* Records for the exercise
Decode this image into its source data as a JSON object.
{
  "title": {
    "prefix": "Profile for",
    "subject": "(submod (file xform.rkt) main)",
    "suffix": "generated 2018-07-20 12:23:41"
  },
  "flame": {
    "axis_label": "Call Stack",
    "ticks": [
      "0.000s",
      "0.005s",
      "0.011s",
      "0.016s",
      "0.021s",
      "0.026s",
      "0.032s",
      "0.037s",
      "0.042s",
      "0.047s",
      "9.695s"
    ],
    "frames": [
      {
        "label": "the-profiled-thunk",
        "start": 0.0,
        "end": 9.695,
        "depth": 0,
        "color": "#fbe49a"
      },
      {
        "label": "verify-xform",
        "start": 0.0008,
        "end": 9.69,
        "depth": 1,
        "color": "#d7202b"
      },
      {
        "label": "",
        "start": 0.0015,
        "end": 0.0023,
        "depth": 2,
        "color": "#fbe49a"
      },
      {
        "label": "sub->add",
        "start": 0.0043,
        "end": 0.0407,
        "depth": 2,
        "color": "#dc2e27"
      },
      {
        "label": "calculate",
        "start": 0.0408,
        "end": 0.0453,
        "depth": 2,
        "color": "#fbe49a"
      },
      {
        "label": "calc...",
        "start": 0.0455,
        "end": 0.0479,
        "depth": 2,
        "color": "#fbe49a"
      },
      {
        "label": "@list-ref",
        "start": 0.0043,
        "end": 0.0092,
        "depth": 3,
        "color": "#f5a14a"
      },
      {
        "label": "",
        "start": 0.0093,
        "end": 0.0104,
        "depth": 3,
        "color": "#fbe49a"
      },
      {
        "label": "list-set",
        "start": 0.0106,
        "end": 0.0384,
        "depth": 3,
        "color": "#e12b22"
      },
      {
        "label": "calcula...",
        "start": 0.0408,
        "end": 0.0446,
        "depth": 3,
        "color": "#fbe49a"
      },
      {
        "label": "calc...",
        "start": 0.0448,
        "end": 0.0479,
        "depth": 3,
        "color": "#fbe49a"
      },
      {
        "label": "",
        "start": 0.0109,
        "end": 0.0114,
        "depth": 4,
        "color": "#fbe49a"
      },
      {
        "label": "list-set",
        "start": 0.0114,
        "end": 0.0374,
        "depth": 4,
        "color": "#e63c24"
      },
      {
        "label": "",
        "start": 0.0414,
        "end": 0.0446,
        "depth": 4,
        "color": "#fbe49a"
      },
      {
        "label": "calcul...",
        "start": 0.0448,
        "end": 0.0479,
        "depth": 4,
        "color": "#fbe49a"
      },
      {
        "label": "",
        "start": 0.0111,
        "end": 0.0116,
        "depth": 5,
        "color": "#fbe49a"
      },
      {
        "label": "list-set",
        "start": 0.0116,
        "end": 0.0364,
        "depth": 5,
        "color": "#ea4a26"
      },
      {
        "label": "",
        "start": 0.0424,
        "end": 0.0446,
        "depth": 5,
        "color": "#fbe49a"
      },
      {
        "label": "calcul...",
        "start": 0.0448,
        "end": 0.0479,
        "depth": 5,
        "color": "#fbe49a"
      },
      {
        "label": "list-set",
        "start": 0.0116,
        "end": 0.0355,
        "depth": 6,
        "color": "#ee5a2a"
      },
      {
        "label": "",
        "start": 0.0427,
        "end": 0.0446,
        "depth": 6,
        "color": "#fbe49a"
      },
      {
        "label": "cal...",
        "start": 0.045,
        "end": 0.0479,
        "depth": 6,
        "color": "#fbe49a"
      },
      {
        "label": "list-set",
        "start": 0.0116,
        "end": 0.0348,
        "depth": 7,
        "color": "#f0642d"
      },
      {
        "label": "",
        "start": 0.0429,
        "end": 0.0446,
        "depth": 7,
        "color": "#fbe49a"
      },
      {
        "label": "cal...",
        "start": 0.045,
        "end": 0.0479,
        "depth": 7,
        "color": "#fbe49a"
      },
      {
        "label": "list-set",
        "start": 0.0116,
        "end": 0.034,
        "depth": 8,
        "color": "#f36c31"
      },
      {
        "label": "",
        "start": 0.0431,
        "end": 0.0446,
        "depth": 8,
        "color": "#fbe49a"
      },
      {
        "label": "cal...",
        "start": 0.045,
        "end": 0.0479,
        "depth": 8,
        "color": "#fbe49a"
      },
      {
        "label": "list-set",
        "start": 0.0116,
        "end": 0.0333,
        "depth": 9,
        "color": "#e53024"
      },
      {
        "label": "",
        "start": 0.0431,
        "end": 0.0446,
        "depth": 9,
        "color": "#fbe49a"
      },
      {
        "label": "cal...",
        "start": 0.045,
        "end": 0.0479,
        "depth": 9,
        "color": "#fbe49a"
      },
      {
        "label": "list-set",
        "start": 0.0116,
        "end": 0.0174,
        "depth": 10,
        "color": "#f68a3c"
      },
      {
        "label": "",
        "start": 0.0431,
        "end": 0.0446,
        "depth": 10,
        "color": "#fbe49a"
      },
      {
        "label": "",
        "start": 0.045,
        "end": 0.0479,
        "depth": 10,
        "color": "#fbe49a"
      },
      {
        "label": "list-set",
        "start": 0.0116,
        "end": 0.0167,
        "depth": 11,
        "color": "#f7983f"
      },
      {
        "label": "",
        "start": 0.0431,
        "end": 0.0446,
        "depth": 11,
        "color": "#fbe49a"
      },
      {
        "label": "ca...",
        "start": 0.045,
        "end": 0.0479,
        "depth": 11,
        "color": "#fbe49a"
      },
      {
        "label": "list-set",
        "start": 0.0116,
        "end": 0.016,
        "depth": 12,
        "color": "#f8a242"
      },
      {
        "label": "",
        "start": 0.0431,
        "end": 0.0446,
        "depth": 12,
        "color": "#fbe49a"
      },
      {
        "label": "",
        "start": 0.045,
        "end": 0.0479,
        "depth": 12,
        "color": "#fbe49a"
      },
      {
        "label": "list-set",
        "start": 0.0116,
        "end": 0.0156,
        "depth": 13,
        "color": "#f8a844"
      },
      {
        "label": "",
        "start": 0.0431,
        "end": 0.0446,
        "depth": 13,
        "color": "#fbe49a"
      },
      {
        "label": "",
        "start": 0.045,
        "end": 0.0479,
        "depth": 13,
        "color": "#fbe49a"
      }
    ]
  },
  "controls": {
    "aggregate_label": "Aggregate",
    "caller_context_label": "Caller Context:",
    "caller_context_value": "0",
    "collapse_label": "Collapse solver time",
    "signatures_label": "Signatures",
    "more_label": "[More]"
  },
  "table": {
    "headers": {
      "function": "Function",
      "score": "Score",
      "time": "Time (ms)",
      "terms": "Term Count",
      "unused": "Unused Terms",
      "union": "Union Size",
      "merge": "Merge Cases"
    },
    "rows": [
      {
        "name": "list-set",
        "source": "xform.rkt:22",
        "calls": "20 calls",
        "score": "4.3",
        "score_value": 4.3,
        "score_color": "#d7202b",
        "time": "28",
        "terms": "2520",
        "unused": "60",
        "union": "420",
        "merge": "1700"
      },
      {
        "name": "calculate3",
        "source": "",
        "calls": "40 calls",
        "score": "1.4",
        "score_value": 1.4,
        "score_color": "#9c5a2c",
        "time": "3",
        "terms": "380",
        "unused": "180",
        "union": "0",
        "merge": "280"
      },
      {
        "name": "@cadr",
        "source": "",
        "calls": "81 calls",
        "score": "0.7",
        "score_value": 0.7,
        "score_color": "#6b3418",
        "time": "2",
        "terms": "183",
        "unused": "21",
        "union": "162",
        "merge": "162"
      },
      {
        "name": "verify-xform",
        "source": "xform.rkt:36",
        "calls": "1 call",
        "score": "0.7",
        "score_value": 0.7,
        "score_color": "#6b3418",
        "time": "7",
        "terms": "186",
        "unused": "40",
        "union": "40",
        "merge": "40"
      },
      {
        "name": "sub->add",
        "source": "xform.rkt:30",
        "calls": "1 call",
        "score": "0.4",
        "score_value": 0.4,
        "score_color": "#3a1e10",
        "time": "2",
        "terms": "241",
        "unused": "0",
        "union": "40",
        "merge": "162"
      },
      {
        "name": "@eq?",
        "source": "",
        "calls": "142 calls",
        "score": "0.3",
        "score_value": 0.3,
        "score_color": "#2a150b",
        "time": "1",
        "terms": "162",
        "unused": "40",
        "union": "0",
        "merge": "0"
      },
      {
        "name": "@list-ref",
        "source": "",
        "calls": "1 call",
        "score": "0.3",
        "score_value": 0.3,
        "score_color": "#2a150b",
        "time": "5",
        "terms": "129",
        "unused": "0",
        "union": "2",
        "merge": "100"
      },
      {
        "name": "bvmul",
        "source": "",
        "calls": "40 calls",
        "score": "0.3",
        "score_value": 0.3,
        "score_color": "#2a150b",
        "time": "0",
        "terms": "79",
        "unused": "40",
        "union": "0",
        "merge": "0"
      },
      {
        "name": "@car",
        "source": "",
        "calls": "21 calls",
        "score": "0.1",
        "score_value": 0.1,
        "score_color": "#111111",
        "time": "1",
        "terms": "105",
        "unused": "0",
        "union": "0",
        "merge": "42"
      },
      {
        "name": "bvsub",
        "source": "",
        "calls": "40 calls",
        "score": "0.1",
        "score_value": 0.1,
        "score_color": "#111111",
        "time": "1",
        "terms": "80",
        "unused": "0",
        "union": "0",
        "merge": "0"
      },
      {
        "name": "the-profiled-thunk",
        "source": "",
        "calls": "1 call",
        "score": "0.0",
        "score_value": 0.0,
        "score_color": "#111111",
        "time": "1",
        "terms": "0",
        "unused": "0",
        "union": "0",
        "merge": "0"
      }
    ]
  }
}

--

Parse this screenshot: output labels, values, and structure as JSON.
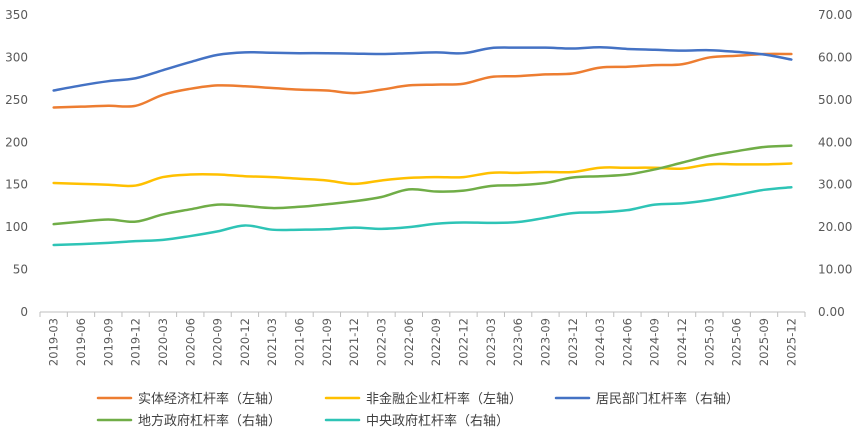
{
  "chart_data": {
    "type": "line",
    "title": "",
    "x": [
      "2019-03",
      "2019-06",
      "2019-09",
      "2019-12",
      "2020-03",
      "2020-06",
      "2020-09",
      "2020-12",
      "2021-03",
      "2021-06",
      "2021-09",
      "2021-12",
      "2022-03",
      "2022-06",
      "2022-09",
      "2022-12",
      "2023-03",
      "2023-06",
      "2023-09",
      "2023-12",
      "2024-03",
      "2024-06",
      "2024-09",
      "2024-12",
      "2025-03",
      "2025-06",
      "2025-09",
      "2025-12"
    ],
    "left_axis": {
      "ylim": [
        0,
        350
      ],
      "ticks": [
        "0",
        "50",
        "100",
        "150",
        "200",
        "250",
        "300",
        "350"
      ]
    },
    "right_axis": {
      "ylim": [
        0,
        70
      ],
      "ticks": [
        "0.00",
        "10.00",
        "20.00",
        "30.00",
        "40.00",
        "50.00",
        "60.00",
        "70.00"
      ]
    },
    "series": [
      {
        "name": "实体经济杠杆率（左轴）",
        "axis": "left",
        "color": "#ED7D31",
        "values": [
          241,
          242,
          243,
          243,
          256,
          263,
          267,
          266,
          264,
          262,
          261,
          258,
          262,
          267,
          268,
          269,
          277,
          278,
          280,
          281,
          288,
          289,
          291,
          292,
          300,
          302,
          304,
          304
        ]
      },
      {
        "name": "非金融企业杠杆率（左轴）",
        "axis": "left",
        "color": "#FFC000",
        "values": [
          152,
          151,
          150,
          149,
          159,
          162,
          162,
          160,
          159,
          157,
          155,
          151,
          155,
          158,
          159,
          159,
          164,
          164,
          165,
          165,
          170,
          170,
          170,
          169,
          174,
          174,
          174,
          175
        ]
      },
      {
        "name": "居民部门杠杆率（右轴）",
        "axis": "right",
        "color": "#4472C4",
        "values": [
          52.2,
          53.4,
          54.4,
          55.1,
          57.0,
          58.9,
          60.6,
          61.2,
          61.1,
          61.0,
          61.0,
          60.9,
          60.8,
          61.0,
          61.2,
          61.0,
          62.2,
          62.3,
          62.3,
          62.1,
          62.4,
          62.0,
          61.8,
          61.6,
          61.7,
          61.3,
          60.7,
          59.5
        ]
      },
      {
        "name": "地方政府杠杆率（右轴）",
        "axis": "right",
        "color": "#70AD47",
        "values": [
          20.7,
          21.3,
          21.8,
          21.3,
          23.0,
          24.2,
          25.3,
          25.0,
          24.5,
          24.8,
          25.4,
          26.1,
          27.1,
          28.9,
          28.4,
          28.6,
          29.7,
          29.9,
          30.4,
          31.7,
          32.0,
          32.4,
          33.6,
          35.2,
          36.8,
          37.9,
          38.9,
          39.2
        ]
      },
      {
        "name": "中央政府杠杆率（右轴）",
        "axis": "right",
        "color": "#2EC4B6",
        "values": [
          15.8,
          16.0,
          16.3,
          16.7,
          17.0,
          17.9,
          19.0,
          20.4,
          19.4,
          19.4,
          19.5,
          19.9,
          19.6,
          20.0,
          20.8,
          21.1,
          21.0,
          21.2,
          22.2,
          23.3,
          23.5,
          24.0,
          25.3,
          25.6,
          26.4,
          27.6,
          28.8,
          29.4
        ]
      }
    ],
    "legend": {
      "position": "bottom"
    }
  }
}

* Exercise instructions
Check every line of the listing for the string "profiled" and report how many lines have it, as a number alone.

* The solution
2